## START

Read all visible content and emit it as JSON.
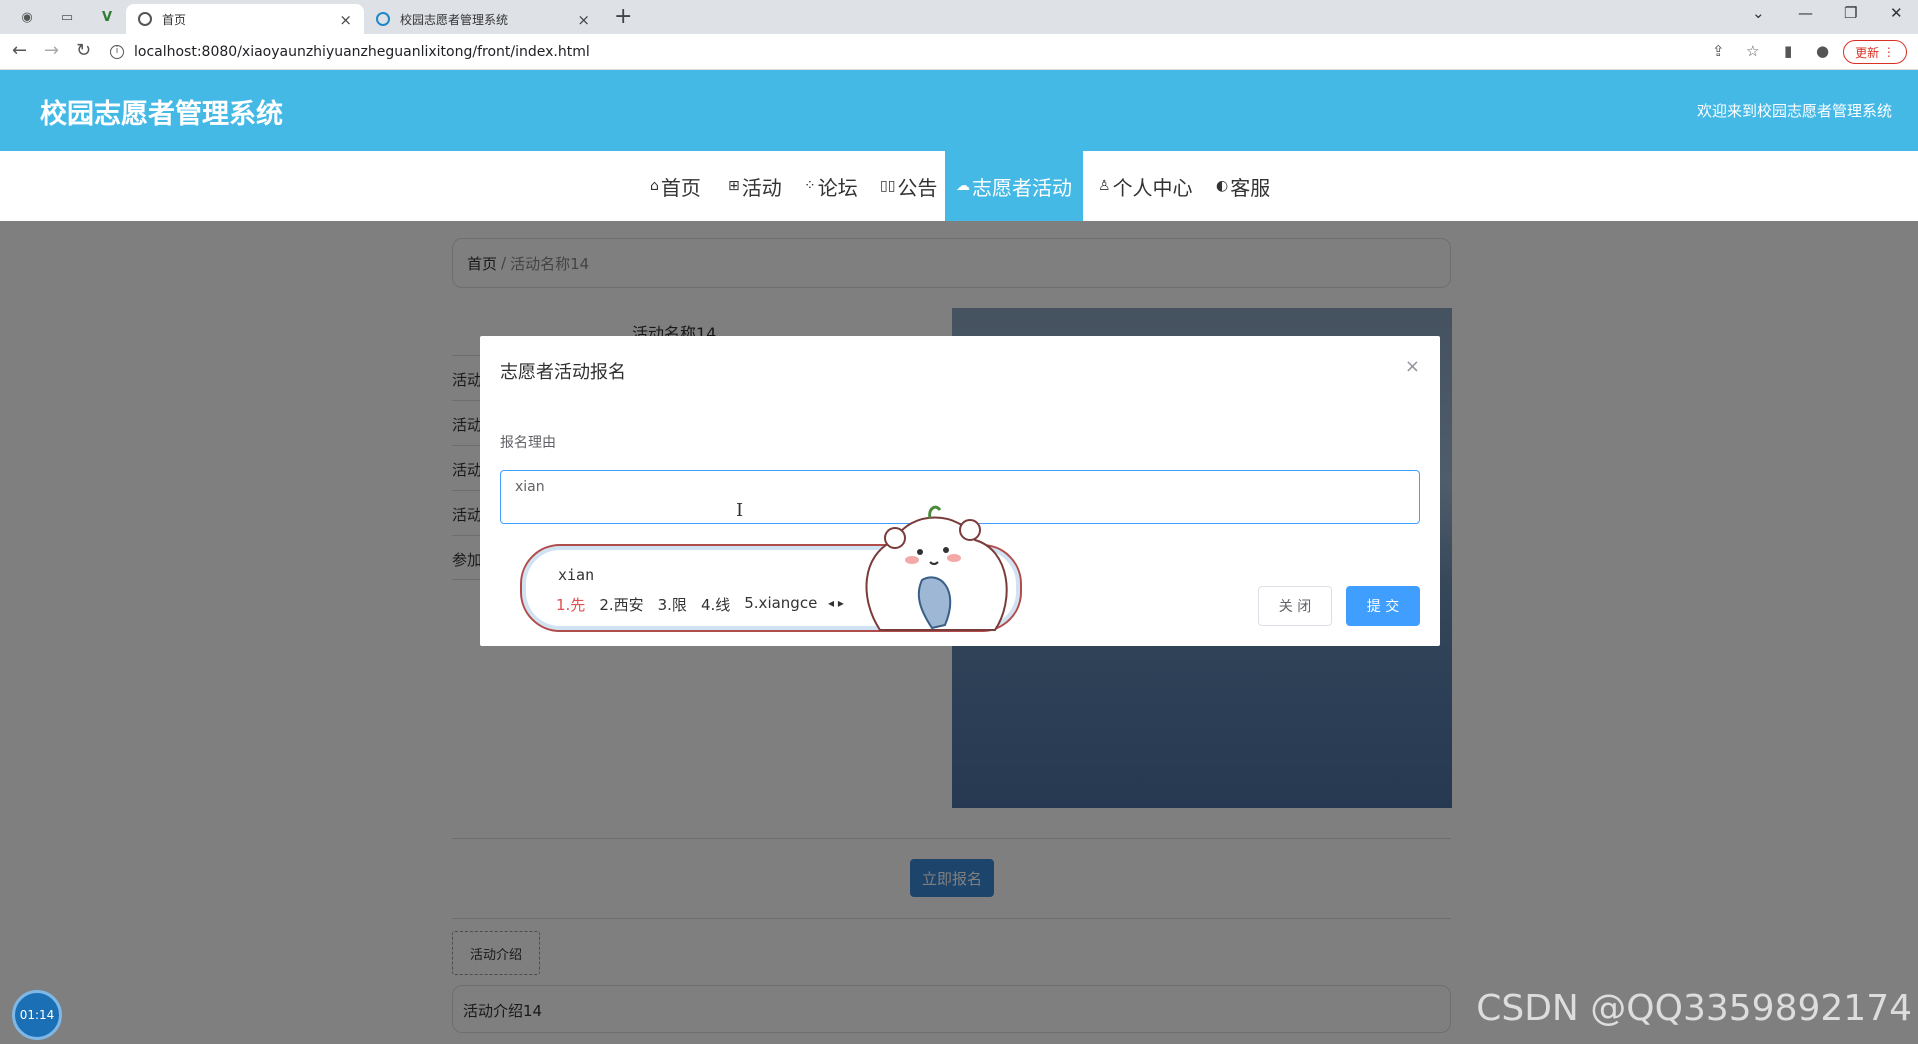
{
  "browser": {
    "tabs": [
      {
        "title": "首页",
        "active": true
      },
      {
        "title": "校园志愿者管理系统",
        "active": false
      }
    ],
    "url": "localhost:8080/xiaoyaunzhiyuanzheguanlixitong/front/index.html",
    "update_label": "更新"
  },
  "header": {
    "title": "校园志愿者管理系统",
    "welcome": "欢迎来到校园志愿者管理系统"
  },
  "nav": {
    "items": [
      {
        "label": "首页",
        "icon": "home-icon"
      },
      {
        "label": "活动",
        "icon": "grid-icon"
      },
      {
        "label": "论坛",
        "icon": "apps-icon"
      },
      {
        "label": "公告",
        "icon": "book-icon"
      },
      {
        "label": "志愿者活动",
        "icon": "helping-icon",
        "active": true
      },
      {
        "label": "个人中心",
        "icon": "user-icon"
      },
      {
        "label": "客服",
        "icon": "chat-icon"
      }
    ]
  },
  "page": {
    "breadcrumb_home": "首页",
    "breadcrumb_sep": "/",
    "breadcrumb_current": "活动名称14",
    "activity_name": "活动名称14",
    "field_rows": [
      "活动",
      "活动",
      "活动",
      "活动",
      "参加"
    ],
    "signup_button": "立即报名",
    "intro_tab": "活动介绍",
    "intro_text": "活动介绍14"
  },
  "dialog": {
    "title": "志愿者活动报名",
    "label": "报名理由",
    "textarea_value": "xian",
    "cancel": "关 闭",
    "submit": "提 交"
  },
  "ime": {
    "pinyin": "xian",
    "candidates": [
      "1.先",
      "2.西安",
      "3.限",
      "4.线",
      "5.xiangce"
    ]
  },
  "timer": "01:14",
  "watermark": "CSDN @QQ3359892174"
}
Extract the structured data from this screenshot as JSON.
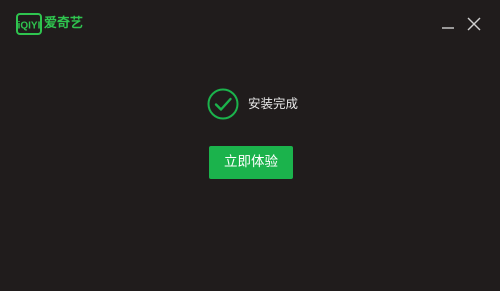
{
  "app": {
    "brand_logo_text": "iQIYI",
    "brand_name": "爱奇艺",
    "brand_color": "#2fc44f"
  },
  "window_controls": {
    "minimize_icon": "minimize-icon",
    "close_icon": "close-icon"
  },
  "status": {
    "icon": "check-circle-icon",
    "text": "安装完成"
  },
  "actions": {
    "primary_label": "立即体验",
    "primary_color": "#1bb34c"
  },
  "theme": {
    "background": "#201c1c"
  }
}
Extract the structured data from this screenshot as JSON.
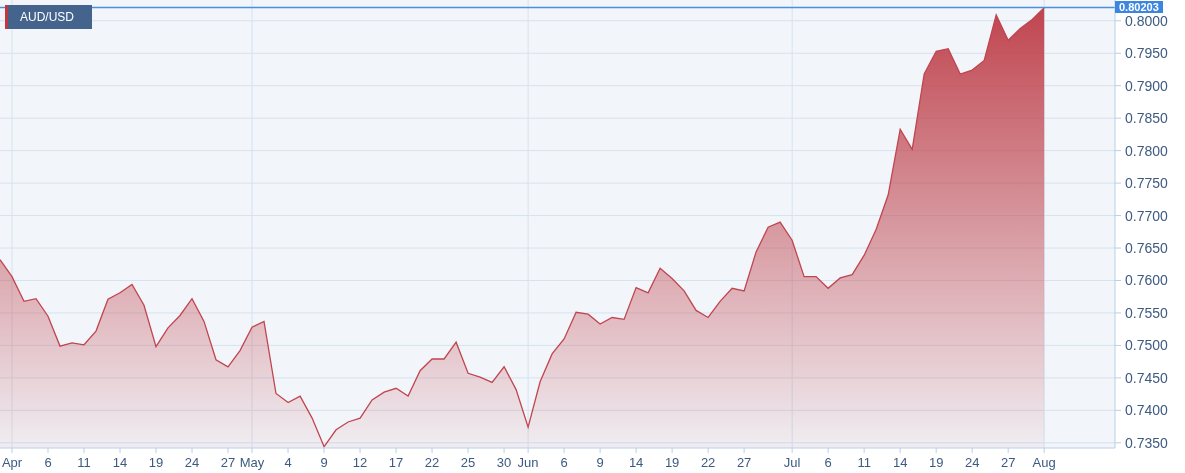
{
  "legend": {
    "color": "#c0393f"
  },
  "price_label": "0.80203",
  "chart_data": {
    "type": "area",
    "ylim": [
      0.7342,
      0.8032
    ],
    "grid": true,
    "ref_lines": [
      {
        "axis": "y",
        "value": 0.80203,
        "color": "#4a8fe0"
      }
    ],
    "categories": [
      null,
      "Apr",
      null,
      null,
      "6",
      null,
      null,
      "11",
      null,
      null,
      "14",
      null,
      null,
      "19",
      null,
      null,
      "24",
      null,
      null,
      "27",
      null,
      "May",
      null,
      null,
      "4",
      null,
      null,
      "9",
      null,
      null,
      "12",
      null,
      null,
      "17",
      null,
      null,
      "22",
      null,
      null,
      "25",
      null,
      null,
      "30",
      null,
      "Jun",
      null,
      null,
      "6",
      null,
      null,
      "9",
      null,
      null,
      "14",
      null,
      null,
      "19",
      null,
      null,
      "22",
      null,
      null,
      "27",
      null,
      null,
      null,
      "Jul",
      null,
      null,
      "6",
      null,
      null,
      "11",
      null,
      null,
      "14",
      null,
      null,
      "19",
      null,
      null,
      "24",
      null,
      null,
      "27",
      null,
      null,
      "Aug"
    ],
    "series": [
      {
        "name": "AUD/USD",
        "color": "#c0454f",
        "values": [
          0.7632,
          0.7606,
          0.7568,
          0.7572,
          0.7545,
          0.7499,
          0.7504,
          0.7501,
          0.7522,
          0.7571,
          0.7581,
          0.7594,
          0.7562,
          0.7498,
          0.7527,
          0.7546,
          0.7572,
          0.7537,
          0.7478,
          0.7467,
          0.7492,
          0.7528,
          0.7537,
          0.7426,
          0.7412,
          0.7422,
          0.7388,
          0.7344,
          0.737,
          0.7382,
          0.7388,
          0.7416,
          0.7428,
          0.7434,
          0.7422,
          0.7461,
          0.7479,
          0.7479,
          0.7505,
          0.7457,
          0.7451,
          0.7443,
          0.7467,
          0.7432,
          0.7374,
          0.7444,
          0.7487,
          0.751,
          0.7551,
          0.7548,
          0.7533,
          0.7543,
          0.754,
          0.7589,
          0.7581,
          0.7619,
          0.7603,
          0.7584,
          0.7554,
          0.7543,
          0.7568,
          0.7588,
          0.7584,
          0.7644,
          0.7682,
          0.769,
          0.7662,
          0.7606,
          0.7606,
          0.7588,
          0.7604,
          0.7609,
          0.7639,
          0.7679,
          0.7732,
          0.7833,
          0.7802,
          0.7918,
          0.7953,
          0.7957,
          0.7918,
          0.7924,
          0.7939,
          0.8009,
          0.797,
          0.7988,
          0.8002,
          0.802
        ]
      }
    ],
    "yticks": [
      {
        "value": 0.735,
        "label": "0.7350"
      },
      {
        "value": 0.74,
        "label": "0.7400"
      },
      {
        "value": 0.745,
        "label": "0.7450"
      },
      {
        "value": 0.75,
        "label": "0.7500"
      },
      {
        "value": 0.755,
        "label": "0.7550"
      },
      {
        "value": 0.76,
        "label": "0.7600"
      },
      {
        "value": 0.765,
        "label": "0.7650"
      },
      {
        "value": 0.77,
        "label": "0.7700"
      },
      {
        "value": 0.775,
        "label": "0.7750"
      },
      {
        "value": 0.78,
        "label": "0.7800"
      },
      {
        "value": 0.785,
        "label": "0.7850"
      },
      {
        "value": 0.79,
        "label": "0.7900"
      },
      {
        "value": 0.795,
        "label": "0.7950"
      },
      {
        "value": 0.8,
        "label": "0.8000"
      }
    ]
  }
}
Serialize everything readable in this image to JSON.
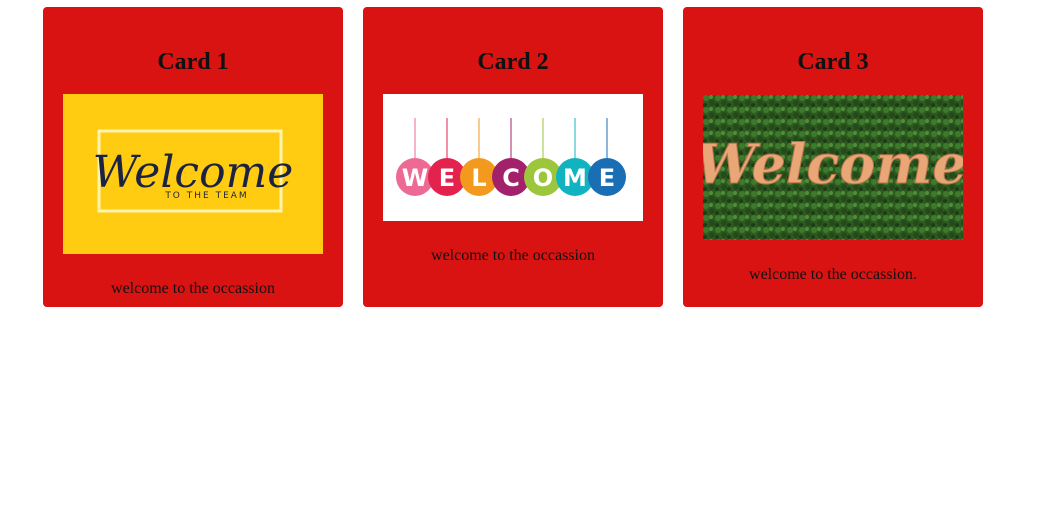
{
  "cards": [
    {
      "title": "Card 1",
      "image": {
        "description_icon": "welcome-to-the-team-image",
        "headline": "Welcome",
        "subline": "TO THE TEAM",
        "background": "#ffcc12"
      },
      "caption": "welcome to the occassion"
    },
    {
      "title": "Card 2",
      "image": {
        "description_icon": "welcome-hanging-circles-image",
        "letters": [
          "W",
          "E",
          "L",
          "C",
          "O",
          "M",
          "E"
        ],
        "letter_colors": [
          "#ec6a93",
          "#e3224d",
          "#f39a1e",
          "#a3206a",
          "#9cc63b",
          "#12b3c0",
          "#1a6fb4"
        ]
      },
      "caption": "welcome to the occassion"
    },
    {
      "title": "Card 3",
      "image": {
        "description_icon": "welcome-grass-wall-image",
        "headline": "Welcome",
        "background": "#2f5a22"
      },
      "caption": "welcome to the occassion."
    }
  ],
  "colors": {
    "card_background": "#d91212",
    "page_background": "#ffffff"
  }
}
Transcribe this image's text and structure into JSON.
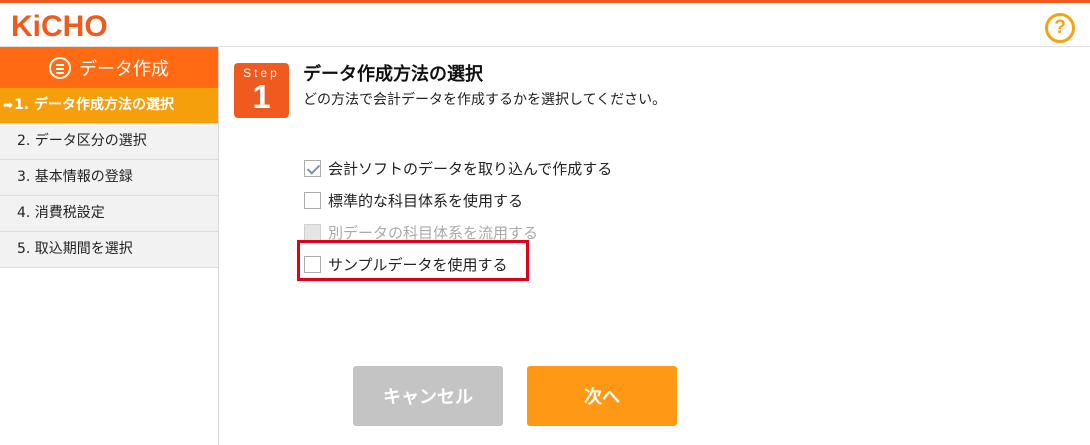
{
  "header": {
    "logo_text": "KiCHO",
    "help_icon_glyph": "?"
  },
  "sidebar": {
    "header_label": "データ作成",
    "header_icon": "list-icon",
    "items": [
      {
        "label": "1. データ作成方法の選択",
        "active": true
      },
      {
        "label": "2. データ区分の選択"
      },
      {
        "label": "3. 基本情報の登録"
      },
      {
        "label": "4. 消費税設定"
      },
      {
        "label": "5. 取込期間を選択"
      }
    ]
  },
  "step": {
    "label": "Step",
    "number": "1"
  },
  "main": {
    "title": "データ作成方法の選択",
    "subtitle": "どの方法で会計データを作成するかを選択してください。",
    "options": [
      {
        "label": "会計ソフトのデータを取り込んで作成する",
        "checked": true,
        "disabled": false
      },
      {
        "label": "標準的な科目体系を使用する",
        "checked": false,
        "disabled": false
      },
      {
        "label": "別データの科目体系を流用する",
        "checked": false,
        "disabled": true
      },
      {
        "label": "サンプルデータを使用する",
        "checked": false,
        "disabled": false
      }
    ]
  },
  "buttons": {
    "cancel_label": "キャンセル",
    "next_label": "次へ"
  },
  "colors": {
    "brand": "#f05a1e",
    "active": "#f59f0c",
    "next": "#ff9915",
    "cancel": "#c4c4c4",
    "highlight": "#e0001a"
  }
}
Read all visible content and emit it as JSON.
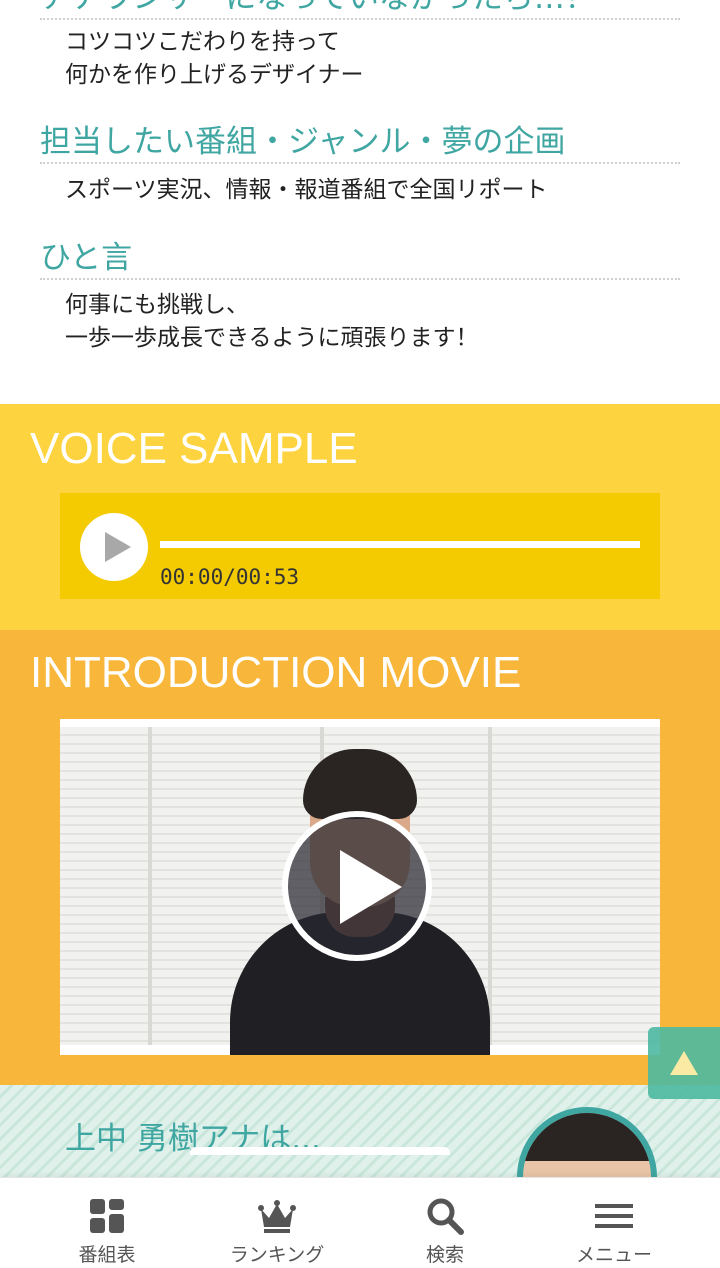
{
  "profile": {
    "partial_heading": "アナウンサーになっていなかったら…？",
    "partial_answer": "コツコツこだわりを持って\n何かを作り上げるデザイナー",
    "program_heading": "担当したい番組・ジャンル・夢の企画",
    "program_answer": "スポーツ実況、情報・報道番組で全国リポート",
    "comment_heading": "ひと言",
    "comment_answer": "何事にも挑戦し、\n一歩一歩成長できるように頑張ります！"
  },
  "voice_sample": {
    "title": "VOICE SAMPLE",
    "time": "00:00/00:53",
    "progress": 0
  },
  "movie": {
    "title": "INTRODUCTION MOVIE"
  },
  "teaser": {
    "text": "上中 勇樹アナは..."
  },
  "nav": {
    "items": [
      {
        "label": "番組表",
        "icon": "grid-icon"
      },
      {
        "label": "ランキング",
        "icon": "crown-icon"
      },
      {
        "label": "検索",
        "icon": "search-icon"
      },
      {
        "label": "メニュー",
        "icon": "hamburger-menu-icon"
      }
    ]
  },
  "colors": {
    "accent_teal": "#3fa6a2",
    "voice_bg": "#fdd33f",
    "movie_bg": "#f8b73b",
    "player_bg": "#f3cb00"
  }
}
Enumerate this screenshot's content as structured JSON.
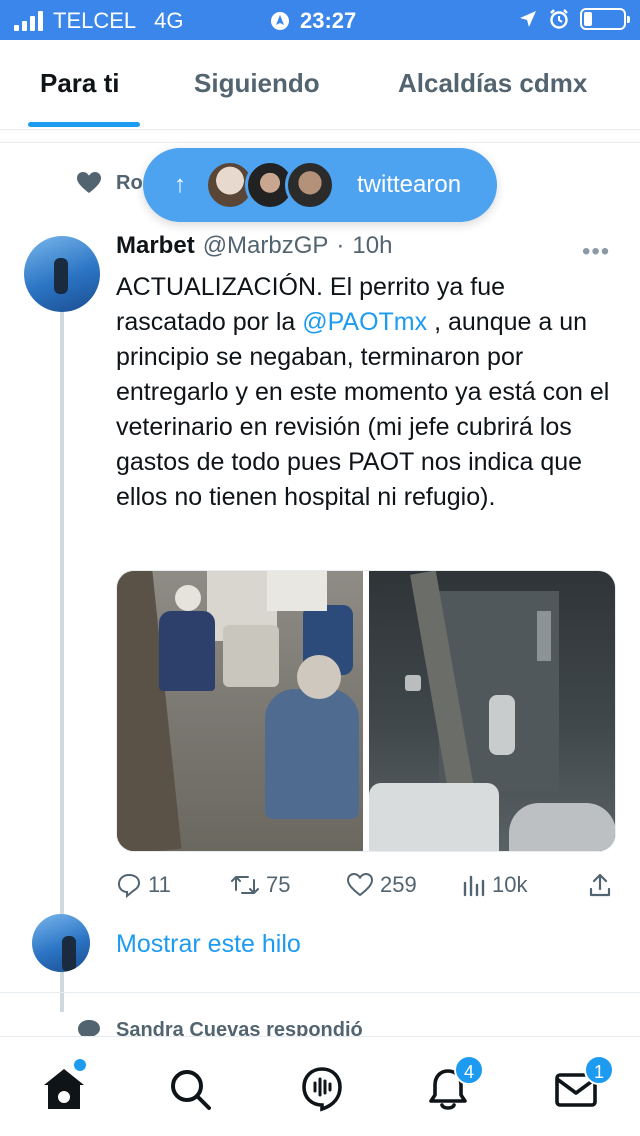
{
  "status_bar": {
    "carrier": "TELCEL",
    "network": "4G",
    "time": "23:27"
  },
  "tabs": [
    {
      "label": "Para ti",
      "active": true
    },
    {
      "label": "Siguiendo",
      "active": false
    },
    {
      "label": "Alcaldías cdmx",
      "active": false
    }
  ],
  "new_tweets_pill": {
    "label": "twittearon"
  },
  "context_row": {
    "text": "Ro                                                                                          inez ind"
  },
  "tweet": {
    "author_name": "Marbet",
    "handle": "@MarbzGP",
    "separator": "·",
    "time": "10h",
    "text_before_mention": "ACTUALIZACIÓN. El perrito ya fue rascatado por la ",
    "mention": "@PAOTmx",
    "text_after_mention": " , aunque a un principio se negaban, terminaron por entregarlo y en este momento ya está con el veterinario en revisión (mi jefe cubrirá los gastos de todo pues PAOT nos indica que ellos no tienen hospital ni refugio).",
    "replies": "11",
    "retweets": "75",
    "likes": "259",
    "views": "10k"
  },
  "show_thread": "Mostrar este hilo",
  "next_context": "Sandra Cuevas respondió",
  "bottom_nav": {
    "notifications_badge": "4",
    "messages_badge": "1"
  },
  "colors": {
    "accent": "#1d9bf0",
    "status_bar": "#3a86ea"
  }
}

## END

In the material above, show every line where the word "this" turns up.

Extract the structured data from this screenshot as JSON.
Extract the structured data from this screenshot as JSON.
Serialize everything readable in this image to JSON.
Transcribe this image's text and structure into JSON.
Enumerate this screenshot's content as structured JSON.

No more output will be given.